• VORGEGEBENER TEXT:
▽
Starke Karlsruher IT als Krisenanker
Die starke Karlsruher IT-Branche macht sich während der Corona-Krise bezahlt. Weil Digitalisierung im Trend liegt und IT-Unternehmen relativ unbeschadet durch die Pandemie kommen, sind die Gewerbesteuereinnahmen 2020 weniger eingebrochen als in anderen Städten.
„Kommunen mit großen Automotive-Werken und vielen Zulieferern für die Automobilindustrie bekamen deutlich mehr Probleme“, sagt Matthias Hornberger, Vorsitzender des Hightech.Unternehmer.Netzwerks CyberForum. In den vergangenen Jahren ist der Anteil der Gewerbesteuereinnahmen durch IT-Unternehmen von elf Prozent im Jahr 2007 auf mittlerweile knapp 50 Prozent kontinuierlich angestiegen.
In Zahlen ausgedrückt bedeutet dies: In Karlsruhe wurde für das Jahr 2020 im Vorfeld mit Gewerbesteuereinnahmen von 325 Millionen Euro gerechnet. Zum Vergleich: 2019 waren es 350 Millionen Euro. Nach dem Lockdown wurde diese Schätzung um 65 Millionen Euro nach unten korrigiert. Aktuell rechnet die Stadtkämmerei für das Jahr 2020 nach vorsichtiger Schätzung mit Gewerbesteuereinnahmen von 265 Millionen Euro. Wenn die Wirtschaft weiter anzieht, könnten es jedoch sogar noch einmal zehn Millionen Euro mehr sein. „Es sieht besser aus als anfangs erwartet“, so die Stadtkämmerei mit Blick auf den städtischen Haushalt.
△
• DATENTEIL:
▽
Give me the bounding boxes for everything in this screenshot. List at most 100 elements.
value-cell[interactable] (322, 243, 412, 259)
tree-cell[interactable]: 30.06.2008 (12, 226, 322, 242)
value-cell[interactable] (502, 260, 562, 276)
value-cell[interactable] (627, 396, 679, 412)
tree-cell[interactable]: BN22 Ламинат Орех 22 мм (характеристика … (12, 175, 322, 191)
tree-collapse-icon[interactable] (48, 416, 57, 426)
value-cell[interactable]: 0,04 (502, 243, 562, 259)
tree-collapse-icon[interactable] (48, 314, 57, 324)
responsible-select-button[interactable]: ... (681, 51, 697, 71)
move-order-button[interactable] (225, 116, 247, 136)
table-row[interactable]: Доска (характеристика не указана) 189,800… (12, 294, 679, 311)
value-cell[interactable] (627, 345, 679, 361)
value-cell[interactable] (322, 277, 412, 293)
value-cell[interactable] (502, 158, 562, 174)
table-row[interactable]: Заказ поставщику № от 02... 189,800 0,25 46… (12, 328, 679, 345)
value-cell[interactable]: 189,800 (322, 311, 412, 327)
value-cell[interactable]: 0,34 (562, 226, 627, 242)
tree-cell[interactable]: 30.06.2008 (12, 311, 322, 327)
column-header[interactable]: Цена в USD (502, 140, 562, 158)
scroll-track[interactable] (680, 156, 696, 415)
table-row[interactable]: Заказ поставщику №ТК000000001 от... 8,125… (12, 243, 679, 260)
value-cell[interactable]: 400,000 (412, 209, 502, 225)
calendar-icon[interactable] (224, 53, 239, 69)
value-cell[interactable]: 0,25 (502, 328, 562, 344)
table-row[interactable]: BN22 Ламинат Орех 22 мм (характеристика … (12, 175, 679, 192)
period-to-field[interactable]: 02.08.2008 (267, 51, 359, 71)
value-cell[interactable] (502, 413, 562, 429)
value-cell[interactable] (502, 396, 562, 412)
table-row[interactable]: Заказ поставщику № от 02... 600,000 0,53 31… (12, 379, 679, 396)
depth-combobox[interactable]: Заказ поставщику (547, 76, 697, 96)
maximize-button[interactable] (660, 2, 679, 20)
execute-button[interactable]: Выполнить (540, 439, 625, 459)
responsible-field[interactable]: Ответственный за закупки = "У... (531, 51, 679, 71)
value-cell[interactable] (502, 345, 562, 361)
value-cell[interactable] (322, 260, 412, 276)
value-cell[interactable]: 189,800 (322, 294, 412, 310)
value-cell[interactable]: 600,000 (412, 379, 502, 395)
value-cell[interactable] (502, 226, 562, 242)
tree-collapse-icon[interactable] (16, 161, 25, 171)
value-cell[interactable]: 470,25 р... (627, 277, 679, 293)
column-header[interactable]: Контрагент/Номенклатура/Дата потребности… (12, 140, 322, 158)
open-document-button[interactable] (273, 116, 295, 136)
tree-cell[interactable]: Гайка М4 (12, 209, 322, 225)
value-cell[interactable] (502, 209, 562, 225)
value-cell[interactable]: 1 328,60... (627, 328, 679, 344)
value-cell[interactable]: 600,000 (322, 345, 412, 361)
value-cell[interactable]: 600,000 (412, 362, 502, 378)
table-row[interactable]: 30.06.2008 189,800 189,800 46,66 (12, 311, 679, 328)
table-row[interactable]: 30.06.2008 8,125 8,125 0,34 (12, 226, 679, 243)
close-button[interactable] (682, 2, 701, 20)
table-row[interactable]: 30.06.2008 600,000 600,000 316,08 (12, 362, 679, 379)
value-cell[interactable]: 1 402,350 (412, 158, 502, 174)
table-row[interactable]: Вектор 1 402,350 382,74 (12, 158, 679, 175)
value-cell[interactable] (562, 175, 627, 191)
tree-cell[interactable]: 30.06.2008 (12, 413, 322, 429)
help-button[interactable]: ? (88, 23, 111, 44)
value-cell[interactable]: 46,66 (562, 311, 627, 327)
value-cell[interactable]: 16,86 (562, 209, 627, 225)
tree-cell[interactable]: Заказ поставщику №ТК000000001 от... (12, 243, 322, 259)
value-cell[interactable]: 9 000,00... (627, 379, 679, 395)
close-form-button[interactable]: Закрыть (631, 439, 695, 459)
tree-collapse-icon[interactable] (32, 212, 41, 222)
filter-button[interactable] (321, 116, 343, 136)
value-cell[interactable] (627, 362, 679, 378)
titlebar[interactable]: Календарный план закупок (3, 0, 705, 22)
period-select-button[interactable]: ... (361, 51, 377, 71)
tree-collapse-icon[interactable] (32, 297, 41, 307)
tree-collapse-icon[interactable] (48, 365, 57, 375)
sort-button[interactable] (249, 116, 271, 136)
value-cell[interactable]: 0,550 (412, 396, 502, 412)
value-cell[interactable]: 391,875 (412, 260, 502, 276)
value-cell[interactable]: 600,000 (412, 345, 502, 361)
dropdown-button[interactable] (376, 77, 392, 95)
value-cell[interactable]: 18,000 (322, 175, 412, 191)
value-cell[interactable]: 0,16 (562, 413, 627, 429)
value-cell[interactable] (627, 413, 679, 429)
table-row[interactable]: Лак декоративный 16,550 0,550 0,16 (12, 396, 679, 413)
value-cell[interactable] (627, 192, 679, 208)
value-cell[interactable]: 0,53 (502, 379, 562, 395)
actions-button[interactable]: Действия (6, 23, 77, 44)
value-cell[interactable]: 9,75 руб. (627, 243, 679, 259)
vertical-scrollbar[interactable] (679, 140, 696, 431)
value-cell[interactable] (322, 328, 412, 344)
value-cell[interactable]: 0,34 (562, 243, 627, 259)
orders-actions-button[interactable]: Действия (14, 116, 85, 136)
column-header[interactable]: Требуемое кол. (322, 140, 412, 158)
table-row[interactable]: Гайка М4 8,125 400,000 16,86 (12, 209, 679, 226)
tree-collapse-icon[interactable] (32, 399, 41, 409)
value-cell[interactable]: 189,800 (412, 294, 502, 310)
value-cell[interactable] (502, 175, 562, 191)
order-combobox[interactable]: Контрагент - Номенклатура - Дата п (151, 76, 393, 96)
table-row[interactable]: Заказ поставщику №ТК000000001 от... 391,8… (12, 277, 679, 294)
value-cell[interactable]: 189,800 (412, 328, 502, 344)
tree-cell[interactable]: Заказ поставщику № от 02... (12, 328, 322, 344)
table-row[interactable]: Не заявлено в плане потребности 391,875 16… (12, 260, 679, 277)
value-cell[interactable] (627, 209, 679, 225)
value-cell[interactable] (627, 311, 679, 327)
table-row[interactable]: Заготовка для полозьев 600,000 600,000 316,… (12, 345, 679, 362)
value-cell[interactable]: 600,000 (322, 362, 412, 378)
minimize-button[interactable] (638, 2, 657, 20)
△
• AUFGABEN:
(a) Was sagt der Text über die Karlsruher IT-Branche zu diesen drei Punkten? Beantworten Sie jede Frage in einer eigenen Zeile.
(i) Welche Funktion hat Matthias Hornberger?
(ii) Wie hoch war 2007 der Anteil der IT-Unternehmen an den Gewerbesteuereinnahmen?
(iii) Wie hoch waren die Gewerbesteuereinnahmen in Karlsruhe im Jahr 2019?
(b) Wie lässt sich der Absatz, der mit „„Kommunen mit großen Automotive-Werken“ beginnt, im Text über die Karlsruher IT-Branche kürzer fassen? Geben Sie ihn in höchstens zwei Sätzen wieder und behalten Sie die wichtigsten Fakten bei.

• LÖSUNGEN:
(a)
(i) Er ist Vorsitzender des Hightech.Unternehmer.Netzwerks CyberForum.
(ii) Der Anteil lag bei elf Prozent.
(iii) Sie betrugen 350 Millionen Euro.

(b) Laut Matthias Hornberger, Vorsitzender des CyberForums, hatten Kommunen mit großen Automotive-Werken und vielen Autozulieferern deutlich mehr Probleme. Der Anteil der IT-Unternehmen an den Gewerbesteuereinnahmen ist seit 2007 kontinuierlich von elf auf knapp 50 Prozent gestiegen.